QUELLENAUSZUG:

——

Wovor fürchten sich Philosoph:innen?

Ich habe kürzlich das kurze Büchlein Die Souveränität des Guten von Iris Murdoch gelesen, das alles in allem keinen sehr großen Eindruck auf mich hinterlassen hat. Es gibt allerdings einen Satz in dem Werk, der mir immer wieder im Kopf herumspukt – und es ist ausgerechnet eine Randnotiz in Klammern. Hier das Zitat im Kontext:

„Es ist in der Philosophie häufig schwer zu wissen, ob man gerade etwas einigermaßen Allgemeines und Objektives sagt oder ob man bloß eine dem eigenen Temperament entsprechende Barriere errichtet, in der Hoffnung, sich die eigenen Ängste vom Leib zu halten. (Es ist bei allen Philosoph:innen wichtig zu fragen, wovor sie sich fürchten.)“

Iris Murdoch: „Über ‚Gott‘ und ‚Gut‘“, in: Iris Murdoch: Die Souveränität des Guten, Suhrkamp, 2023, S. 88.

Ich glaube, dass diese Randnotiz und die Frage, wovor sich Philosoph:innen fürchten, tatsächlich einige bemerkenswerte Phänomene im Mainstream der analytischen Philosophie erhellen kann. Wovor fürchtet sich also das Gros der Philosoph:innen in der analytischen Philosophie?

Die Furcht vor der Unwissenschaftlichkeit

Es herrscht meines Erachtens eine weit verbreitete Furcht unter Philosoph:innen, in philosophischen Debatten als unwissenschaftlich zu gelten. Mit der analytischen Philosophie sind wir im Laufe der Zeit in ein zweites scholastisches Zeitalter eingetreten: War die scholastische Philosophie im Mittelalter die Magd der christlichen Religion, so ist die analytische Philosophie heute weithin die Magd der Wissenschaft.

Damit ist gemeint, dass die analytische Philosophie ihre Aufgabe häufig darin sieht, wissenschaftliches Denken mit dem Common Sense in Einklang zu bringen. Ein Beispiel ist die Willensfreiheitsdebatte: Neurowissenschaftler gehen von einer Determiniertheit unserer Handlungen durch das Gehirn aus, während der Common Sense auf die Existenz von Willensfreiheit pocht. Wie lässt sich beides zusammen denken? Die Mehrheit der Philosoph:innen ist der Auffassung, dass das geht und versucht, ihre kompatibilistischen Willensfreiheitsdefinitionen an den Mann zu bekommen.

——

BEREITGESTELLTE DATENSÄTZE:

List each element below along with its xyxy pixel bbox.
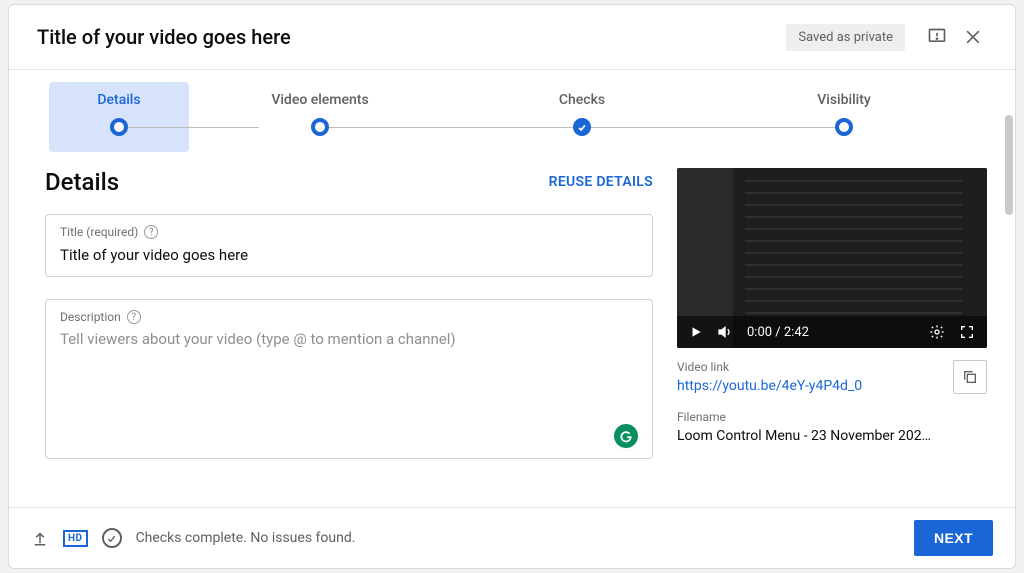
volume-icon[interactable] xyxy=(717,324,733,340)
feedback-button[interactable] xyxy=(919,19,955,55)
step-label: Video elements xyxy=(271,92,368,108)
dialog-body: Details REUSE DETAILS Title (required) ?… xyxy=(9,152,1015,507)
video-preview[interactable]: 0:00 / 2:42 xyxy=(677,168,987,348)
fullscreen-icon[interactable] xyxy=(959,324,975,340)
hd-icon: HD xyxy=(63,530,88,547)
close-icon xyxy=(963,27,983,47)
play-icon[interactable] xyxy=(689,325,703,339)
step-label: Checks xyxy=(559,92,605,108)
details-form: Details REUSE DETAILS Title (required) ?… xyxy=(45,168,653,507)
next-button[interactable]: NEXT xyxy=(914,520,993,556)
step-circle-icon xyxy=(835,118,853,136)
reuse-details-button[interactable]: REUSE DETAILS xyxy=(549,174,653,190)
video-controls: 0:00 / 2:42 xyxy=(677,316,987,348)
copy-icon xyxy=(962,369,978,385)
step-circle-icon xyxy=(311,118,329,136)
scrollbar[interactable] xyxy=(1005,115,1013,215)
video-link[interactable]: https://youtu.be/4eY-y4P4d_0 xyxy=(677,378,943,394)
close-button[interactable] xyxy=(955,19,991,55)
checks-ok-icon xyxy=(102,528,122,548)
step-circle-icon xyxy=(110,118,128,136)
section-title: Details xyxy=(45,168,119,196)
description-field[interactable]: Description ? xyxy=(45,299,653,459)
stepper: Details Video elements Checks Visibility xyxy=(9,70,1015,152)
video-link-label: Video link xyxy=(677,360,943,374)
help-icon[interactable]: ? xyxy=(127,310,141,324)
filename-value: Loom Control Menu - 23 November 202… xyxy=(677,428,987,444)
step-label: Visibility xyxy=(817,92,870,108)
step-visibility[interactable]: Visibility xyxy=(713,82,975,152)
description-field-label: Description ? xyxy=(60,310,638,324)
title-input[interactable] xyxy=(60,246,638,264)
save-status-badge: Saved as private xyxy=(786,24,905,51)
preview-panel: 0:00 / 2:42 Video link https://youtu.be/… xyxy=(677,168,987,507)
title-field[interactable]: Title (required) ? xyxy=(45,214,653,277)
help-icon[interactable]: ? xyxy=(144,225,158,239)
dialog-footer: HD Checks complete. No issues found. NEX… xyxy=(9,507,1015,568)
dialog-title: Title of your video goes here xyxy=(37,25,786,49)
feedback-icon xyxy=(927,27,947,47)
step-label: Details xyxy=(97,92,140,108)
upload-dialog: Title of your video goes here Saved as p… xyxy=(8,4,1016,569)
step-check-icon xyxy=(573,118,591,136)
grammarly-icon[interactable] xyxy=(614,424,638,448)
upload-icon[interactable] xyxy=(31,529,49,547)
settings-icon[interactable] xyxy=(929,324,945,340)
playback-time: 0:00 / 2:42 xyxy=(747,325,809,340)
step-checks[interactable]: Checks xyxy=(451,82,713,152)
description-textarea[interactable] xyxy=(60,330,638,440)
filename-label: Filename xyxy=(677,410,987,424)
step-details[interactable]: Details xyxy=(49,82,189,152)
title-field-label: Title (required) ? xyxy=(60,225,638,239)
step-video-elements[interactable]: Video elements xyxy=(189,82,451,152)
copy-link-button[interactable] xyxy=(953,360,987,394)
checks-status-text: Checks complete. No issues found. xyxy=(136,530,900,546)
dialog-header: Title of your video goes here Saved as p… xyxy=(9,5,1015,70)
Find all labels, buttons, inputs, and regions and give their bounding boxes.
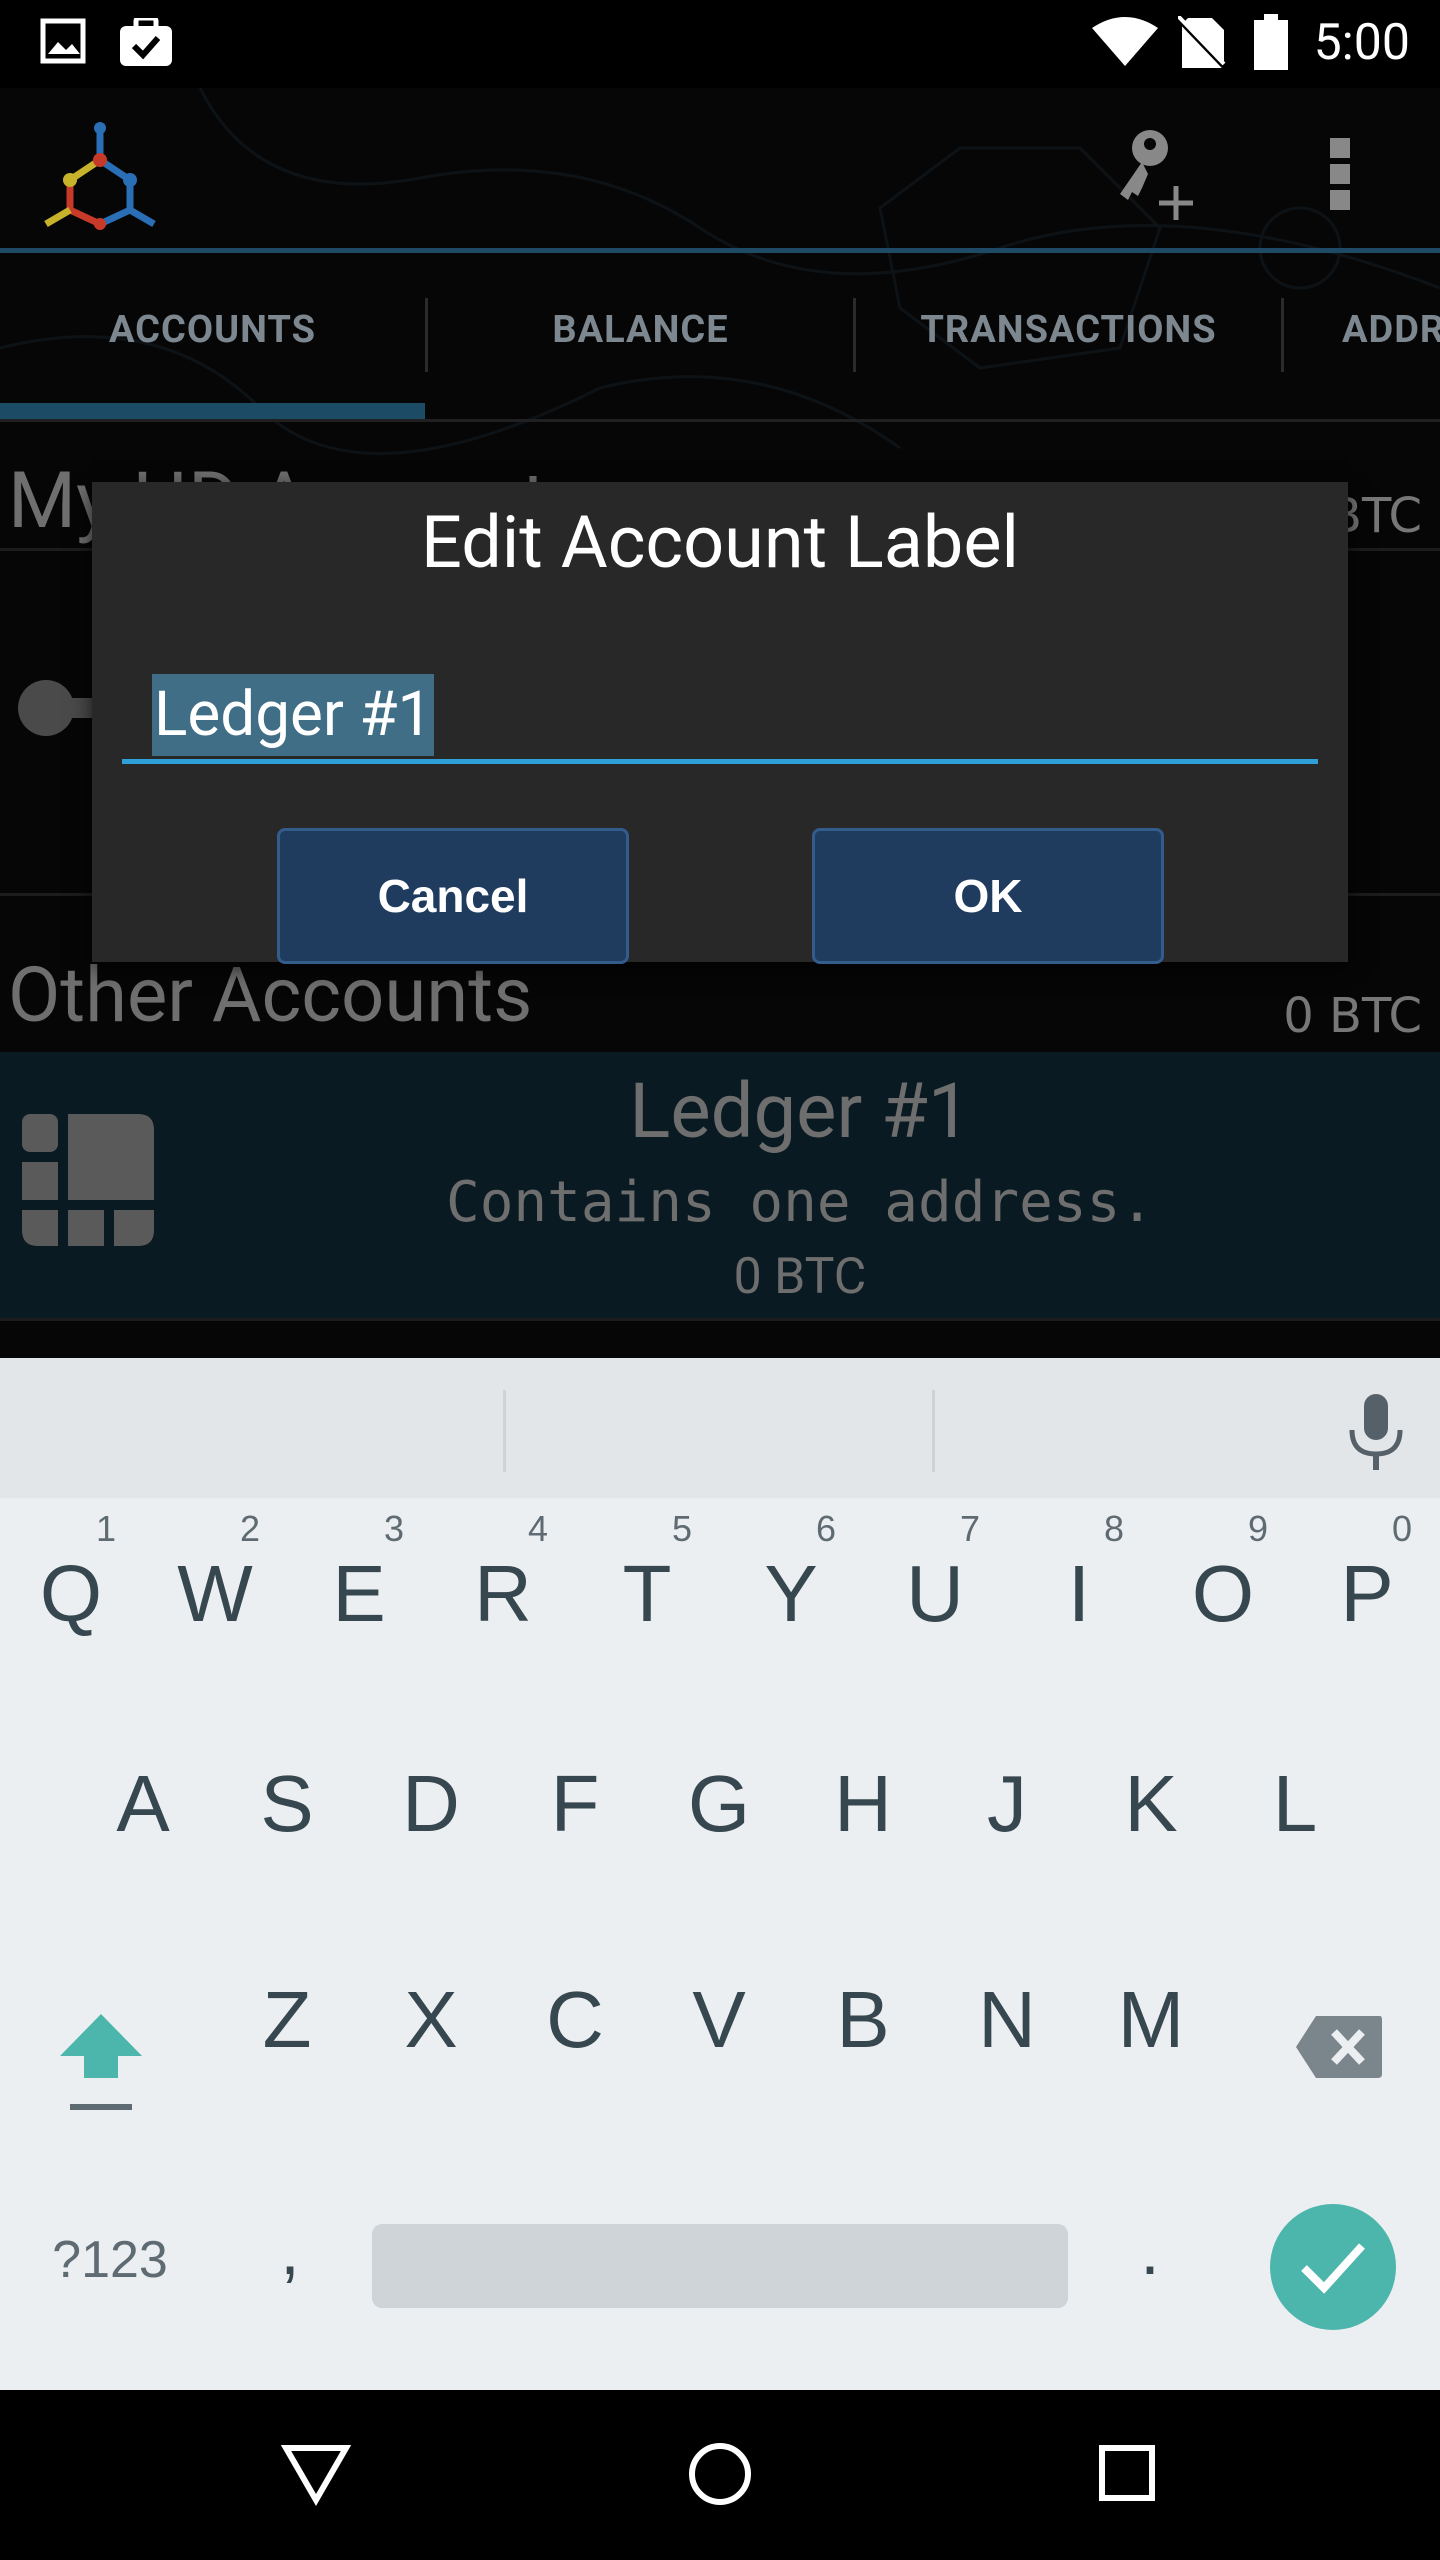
key-y[interactable]: Y: [736, 1548, 846, 1640]
microphone-icon[interactable]: [1346, 1394, 1406, 1472]
key-o[interactable]: O: [1168, 1548, 1278, 1640]
tab-bar-divider: [0, 419, 1440, 422]
key-n[interactable]: N: [952, 1974, 1062, 2066]
key-j[interactable]: J: [952, 1758, 1062, 1850]
dialog-title: Edit Account Label: [420, 500, 1020, 585]
key-hint: 3: [384, 1508, 405, 1549]
no-sim-icon: [1178, 16, 1228, 70]
suggestion-divider: [932, 1390, 935, 1472]
ledger-account-balance: 0 BTC: [733, 1248, 867, 1306]
tab-indicator: [0, 403, 425, 419]
key-i[interactable]: I: [1024, 1548, 1134, 1640]
tab-balance[interactable]: BALANCE: [428, 253, 853, 407]
tab-transactions[interactable]: TRANSACTIONS: [856, 253, 1281, 407]
back-icon[interactable]: [280, 2442, 352, 2506]
other-accounts-balance: 0 BTC: [1283, 988, 1422, 1044]
key-a[interactable]: A: [88, 1758, 198, 1850]
checkmark-icon: [1301, 2243, 1365, 2294]
key-s[interactable]: S: [232, 1758, 342, 1850]
key-t[interactable]: T: [592, 1548, 702, 1640]
symbols-key[interactable]: ?123: [30, 2230, 190, 2290]
key-hint: 7: [960, 1508, 981, 1549]
ledger-account-name: Ledger #1: [629, 1066, 971, 1156]
key-l[interactable]: L: [1240, 1758, 1350, 1850]
key-hint: 9: [1248, 1508, 1269, 1549]
account-label-input[interactable]: Ledger #1: [122, 674, 1318, 764]
key-q[interactable]: Q: [16, 1548, 126, 1640]
ok-button[interactable]: OK: [812, 828, 1164, 964]
backspace-icon[interactable]: [1294, 2014, 1384, 2080]
action-bar: [0, 88, 1440, 248]
edit-label-dialog: Edit Account Label Ledger #1 Cancel OK: [92, 482, 1348, 964]
key-x[interactable]: X: [376, 1974, 486, 2066]
row-divider: [0, 1318, 1440, 1321]
period-key[interactable]: .: [1110, 2210, 1190, 2290]
key-hint: 4: [528, 1508, 549, 1549]
home-icon[interactable]: [688, 2442, 752, 2506]
image-icon: [40, 18, 86, 64]
shift-icon[interactable]: [56, 2008, 146, 2118]
add-key-icon[interactable]: [1110, 126, 1206, 222]
key-hint: 1: [96, 1508, 117, 1549]
status-bar: 5:00: [0, 0, 1440, 88]
account-label-value[interactable]: Ledger #1: [152, 674, 435, 756]
clipboard-check-icon: [120, 18, 172, 66]
key-d[interactable]: D: [376, 1758, 486, 1850]
wifi-icon: [1092, 17, 1158, 66]
key-hint: 2: [240, 1508, 261, 1549]
overflow-menu-icon[interactable]: [1328, 136, 1354, 212]
key-e[interactable]: E: [304, 1548, 414, 1640]
tab-accounts[interactable]: ACCOUNTS: [0, 253, 425, 407]
enter-key[interactable]: [1270, 2204, 1396, 2330]
key-f[interactable]: F: [520, 1758, 630, 1850]
key-z[interactable]: Z: [232, 1974, 342, 2066]
spacebar[interactable]: [372, 2224, 1068, 2308]
clock: 5:00: [1313, 14, 1410, 72]
key-b[interactable]: B: [808, 1974, 918, 2066]
key-g[interactable]: G: [664, 1758, 774, 1850]
comma-key[interactable]: ,: [250, 2210, 330, 2290]
key-h[interactable]: H: [808, 1758, 918, 1850]
key-v[interactable]: V: [664, 1974, 774, 2066]
recents-icon[interactable]: [1098, 2444, 1156, 2502]
cancel-button[interactable]: Cancel: [277, 828, 629, 964]
battery-icon: [1254, 14, 1288, 70]
key-hint: 6: [816, 1508, 837, 1549]
key-hint: 0: [1392, 1508, 1413, 1549]
suggestion-strip: [0, 1358, 1440, 1498]
soft-keyboard: Q1 W2 E3 R4 T5 Y6 U7 I8 O9 P0 ASDFGHJKL ZXCVBNM ?…: [0, 1358, 1440, 2390]
ledger-account-description: Contains one address.: [445, 1170, 1154, 1235]
key-c[interactable]: C: [520, 1974, 630, 2066]
key-r[interactable]: R: [448, 1548, 558, 1640]
key-k[interactable]: K: [1096, 1758, 1206, 1850]
key-u[interactable]: U: [880, 1548, 990, 1640]
navigation-bar: [0, 2390, 1440, 2560]
key-p[interactable]: P: [1312, 1548, 1422, 1640]
key-w[interactable]: W: [160, 1548, 270, 1640]
suggestion-divider: [503, 1390, 506, 1472]
key-m[interactable]: M: [1096, 1974, 1206, 2066]
key-hint: 5: [672, 1508, 693, 1549]
tab-addresses[interactable]: ADDR: [1284, 253, 1440, 407]
hardware-wallet-icon: [22, 1114, 154, 1246]
key-hint: 8: [1104, 1508, 1125, 1549]
app-logo-icon[interactable]: [40, 120, 160, 230]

——

AUFGABE 1: Worin sieht die analytische Philosophie laut dem Quellenauszug über die Ängste von Philosoph:innen häufig ihre Aufgabe?
AUFGABE 2: Führen Sie den Text über die Ängste von Philosoph:innen im Anschluss an seinen letzten Satz weiter.
Die Datensätze sind hierfür ohne Belang.

ANTWORT 1: Darin, wissenschaftliches Denken mit dem Common Sense in Einklang zu bringen.

ANTWORT 2:
Ein weiteres Beispiel ist die Ethik. Man könnte meinen, dass fundamentale Fragen der Ethik die folgenden sind: Was zeichnet einen guten Menschen aus? Wie können wir bessere Menschen werden? Wie soll ich handeln? All diese Fragen sind aber in den heutigen Debatten eher irrelevant. Relevant ist vielmehr die metaethische Frage, wie normative Begriffe überhaupt mit einem naturwissenschaftlichen, wertfreien Blick auf die Welt zu vereinen sind. Gibt es so etwas wie Werte oder Gründe überhaupt? Was sollen das für Entitäten sein? Wie können wir etwas darüber wissen?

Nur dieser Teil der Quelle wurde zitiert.